### PROBLEM REQUIREMENTS
Type every record exactly as it appears.

### LISTED RECORDS
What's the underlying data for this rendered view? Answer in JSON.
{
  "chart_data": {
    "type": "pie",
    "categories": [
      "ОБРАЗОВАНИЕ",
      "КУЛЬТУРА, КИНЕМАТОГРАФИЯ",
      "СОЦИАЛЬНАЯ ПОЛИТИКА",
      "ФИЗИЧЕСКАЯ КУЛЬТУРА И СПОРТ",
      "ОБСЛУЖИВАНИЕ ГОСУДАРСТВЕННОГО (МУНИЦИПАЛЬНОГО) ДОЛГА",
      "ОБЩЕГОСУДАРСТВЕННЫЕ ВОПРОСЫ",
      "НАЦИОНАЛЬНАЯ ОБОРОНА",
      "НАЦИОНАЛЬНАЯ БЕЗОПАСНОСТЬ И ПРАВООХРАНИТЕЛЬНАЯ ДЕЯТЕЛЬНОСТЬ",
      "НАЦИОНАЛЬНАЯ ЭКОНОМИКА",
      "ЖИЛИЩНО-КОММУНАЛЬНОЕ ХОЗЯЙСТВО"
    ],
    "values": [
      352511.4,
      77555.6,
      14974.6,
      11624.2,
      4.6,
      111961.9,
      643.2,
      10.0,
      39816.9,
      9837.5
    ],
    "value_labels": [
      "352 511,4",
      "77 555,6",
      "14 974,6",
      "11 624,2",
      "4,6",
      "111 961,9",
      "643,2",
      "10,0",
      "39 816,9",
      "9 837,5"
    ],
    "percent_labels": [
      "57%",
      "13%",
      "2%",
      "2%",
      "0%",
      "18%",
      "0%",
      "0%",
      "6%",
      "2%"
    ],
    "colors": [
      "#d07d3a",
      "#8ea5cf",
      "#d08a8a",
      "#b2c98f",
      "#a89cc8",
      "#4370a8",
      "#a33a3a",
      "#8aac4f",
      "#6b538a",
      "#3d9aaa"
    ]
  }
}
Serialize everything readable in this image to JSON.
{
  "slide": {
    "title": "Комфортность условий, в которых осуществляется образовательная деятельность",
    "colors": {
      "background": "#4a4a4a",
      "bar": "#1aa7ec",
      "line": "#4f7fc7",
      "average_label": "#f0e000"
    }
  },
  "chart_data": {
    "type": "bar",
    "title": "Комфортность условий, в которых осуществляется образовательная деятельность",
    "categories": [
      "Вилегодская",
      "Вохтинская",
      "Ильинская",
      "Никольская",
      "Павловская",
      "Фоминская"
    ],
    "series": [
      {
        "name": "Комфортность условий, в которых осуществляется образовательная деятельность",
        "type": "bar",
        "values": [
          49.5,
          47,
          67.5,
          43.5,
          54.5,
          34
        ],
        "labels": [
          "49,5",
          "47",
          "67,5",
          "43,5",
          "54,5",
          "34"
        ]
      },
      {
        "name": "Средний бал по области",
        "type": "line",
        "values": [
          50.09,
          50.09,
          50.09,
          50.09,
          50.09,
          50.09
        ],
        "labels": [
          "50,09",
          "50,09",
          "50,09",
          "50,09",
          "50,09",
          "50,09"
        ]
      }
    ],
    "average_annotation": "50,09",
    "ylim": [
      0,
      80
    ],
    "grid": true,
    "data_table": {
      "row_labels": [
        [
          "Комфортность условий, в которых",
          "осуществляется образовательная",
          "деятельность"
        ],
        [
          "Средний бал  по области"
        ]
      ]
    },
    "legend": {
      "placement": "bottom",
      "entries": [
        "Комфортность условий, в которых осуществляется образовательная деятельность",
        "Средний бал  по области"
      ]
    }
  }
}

### TASK SOLUTION
What's the underlying data for this rendered view? Answer in JSON.
{
  "chart_data": {
    "type": "pie",
    "categories": [
      "ОБРАЗОВАНИЕ",
      "КУЛЬТУРА, КИНЕМАТОГРАФИЯ",
      "СОЦИАЛЬНАЯ ПОЛИТИКА",
      "ФИЗИЧЕСКАЯ КУЛЬТУРА И СПОРТ",
      "ОБСЛУЖИВАНИЕ ГОСУДАРСТВЕННОГО (МУНИЦИПАЛЬНОГО) ДОЛГА",
      "ОБЩЕГОСУДАРСТВЕННЫЕ ВОПРОСЫ",
      "НАЦИОНАЛЬНАЯ ОБОРОНА",
      "НАЦИОНАЛЬНАЯ БЕЗОПАСНОСТЬ И ПРАВООХРАНИТЕЛЬНАЯ ДЕЯТЕЛЬНОСТЬ",
      "НАЦИОНАЛЬНАЯ ЭКОНОМИКА",
      "ЖИЛИЩНО-КОММУНАЛЬНОЕ ХОЗЯЙСТВО"
    ],
    "values": [
      352511.4,
      77555.6,
      14974.6,
      11624.2,
      4.6,
      111961.9,
      643.2,
      10.0,
      39816.9,
      9837.5
    ],
    "value_labels": [
      "352 511,4",
      "77 555,6",
      "14 974,6",
      "11 624,2",
      "4,6",
      "111 961,9",
      "643,2",
      "10,0",
      "39 816,9",
      "9 837,5"
    ],
    "percent_labels": [
      "57%",
      "13%",
      "2%",
      "2%",
      "0%",
      "18%",
      "0%",
      "0%",
      "6%",
      "2%"
    ],
    "colors": [
      "#d07d3a",
      "#8ea5cf",
      "#d08a8a",
      "#b2c98f",
      "#a89cc8",
      "#4370a8",
      "#a33a3a",
      "#8aac4f",
      "#6b538a",
      "#3d9aaa"
    ]
  }
}
Serialize everything readable in this image to JSON.
{
  "slide": {
    "title": "Комфортность условий, в которых осуществляется образовательная деятельность",
    "colors": {
      "background": "#4a4a4a",
      "bar": "#1aa7ec",
      "line": "#4f7fc7",
      "average_label": "#f0e000"
    }
  },
  "chart_data": {
    "type": "bar",
    "title": "Комфортность условий, в которых осуществляется образовательная деятельность",
    "categories": [
      "Вилегодская",
      "Вохтинская",
      "Ильинская",
      "Никольская",
      "Павловская",
      "Фоминская"
    ],
    "series": [
      {
        "name": "Комфортность условий, в которых осуществляется образовательная деятельность",
        "type": "bar",
        "values": [
          49.5,
          47,
          67.5,
          43.5,
          54.5,
          34
        ],
        "labels": [
          "49,5",
          "47",
          "67,5",
          "43,5",
          "54,5",
          "34"
        ]
      },
      {
        "name": "Средний бал по области",
        "type": "line",
        "values": [
          50.09,
          50.09,
          50.09,
          50.09,
          50.09,
          50.09
        ],
        "labels": [
          "50,09",
          "50,09",
          "50,09",
          "50,09",
          "50,09",
          "50,09"
        ]
      }
    ],
    "average_annotation": "50,09",
    "ylim": [
      0,
      80
    ],
    "grid": true,
    "data_table": {
      "row_labels": [
        [
          "Комфортность условий, в которых",
          "осуществляется образовательная",
          "деятельность"
        ],
        [
          "Средний бал  по области"
        ]
      ]
    },
    "legend": {
      "placement": "bottom",
      "entries": [
        "Комфортность условий, в которых осуществляется образовательная деятельность",
        "Средний бал  по области"
      ]
    }
  }
}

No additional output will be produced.